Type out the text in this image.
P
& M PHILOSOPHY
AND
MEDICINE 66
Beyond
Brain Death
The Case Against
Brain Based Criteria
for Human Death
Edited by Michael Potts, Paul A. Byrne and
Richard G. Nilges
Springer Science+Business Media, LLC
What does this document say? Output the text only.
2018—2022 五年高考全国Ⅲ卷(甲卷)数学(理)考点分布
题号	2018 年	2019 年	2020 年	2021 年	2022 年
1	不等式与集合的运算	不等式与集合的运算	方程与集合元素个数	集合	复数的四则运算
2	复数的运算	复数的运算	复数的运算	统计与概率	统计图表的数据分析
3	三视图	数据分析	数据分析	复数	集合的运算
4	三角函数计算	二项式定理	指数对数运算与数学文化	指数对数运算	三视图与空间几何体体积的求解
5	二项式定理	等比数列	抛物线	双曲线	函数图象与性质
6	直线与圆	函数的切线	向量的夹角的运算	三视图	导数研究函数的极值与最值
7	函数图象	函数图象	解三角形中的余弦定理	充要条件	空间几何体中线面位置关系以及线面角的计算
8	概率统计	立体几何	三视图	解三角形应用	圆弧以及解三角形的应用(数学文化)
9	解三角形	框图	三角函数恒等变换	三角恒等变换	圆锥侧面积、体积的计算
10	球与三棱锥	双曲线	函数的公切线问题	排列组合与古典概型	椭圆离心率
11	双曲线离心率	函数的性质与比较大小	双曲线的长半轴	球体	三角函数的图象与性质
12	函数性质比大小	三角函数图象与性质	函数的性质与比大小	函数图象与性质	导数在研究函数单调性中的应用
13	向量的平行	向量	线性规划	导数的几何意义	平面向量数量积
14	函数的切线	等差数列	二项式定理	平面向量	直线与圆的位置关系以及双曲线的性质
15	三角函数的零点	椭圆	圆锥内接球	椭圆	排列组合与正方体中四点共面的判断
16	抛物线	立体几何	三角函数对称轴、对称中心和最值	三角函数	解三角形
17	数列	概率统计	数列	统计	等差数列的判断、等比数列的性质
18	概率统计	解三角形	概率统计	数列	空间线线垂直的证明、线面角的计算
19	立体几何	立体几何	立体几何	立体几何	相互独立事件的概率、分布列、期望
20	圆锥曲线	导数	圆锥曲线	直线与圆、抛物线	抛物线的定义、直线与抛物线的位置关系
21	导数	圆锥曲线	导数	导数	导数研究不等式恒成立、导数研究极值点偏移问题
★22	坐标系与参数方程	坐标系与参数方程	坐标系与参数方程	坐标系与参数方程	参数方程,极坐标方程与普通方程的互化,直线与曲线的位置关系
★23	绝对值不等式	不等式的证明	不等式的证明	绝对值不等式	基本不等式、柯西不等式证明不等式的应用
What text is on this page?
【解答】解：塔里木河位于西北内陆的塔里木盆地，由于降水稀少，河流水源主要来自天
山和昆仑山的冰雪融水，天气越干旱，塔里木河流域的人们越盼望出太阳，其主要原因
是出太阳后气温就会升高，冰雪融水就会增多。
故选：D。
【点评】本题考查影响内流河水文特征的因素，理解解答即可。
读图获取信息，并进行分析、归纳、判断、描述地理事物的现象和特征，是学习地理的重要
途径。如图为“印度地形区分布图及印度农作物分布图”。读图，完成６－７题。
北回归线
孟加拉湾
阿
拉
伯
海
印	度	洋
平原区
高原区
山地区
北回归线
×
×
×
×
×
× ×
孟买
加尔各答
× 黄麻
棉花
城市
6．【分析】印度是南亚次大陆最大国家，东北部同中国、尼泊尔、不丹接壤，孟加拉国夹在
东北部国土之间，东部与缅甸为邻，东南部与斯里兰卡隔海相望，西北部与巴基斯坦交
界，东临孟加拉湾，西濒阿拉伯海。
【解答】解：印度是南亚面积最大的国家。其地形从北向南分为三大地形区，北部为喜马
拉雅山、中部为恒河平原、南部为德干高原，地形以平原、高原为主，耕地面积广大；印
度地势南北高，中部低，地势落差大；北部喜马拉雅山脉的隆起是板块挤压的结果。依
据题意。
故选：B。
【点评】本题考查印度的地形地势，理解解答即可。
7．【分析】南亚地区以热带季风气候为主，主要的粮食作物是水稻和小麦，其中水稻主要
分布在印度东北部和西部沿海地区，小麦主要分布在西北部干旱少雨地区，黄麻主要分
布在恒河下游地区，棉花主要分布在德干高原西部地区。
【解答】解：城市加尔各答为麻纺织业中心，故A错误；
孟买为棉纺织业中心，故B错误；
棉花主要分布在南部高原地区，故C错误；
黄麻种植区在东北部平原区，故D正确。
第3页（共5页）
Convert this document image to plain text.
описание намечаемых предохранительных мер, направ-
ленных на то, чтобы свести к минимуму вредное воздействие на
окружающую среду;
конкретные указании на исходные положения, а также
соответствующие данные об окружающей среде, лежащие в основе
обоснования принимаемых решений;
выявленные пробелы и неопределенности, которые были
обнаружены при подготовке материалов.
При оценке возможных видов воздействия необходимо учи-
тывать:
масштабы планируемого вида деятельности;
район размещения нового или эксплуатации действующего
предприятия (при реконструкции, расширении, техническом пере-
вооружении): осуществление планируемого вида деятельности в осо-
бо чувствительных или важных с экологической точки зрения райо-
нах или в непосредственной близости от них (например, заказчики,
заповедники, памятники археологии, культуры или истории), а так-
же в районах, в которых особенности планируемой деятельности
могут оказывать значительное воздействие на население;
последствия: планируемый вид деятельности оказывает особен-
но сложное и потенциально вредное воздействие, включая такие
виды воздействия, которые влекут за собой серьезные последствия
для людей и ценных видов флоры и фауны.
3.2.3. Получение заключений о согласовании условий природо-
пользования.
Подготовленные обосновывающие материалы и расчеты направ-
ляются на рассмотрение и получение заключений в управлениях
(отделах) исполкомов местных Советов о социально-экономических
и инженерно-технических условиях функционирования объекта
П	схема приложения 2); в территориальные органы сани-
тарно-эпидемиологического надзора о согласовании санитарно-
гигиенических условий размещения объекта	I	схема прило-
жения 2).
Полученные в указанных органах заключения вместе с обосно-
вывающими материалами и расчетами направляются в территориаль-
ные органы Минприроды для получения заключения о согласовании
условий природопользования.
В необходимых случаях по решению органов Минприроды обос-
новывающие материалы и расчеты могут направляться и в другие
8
====
▶ Task requirements
Identify the lines above with the word "Минприроды". Copy them.

▶ Final result
ные органы Минприроды для получения заключения о согласовании
В необходимых случаях по решению органов Минприроды обос-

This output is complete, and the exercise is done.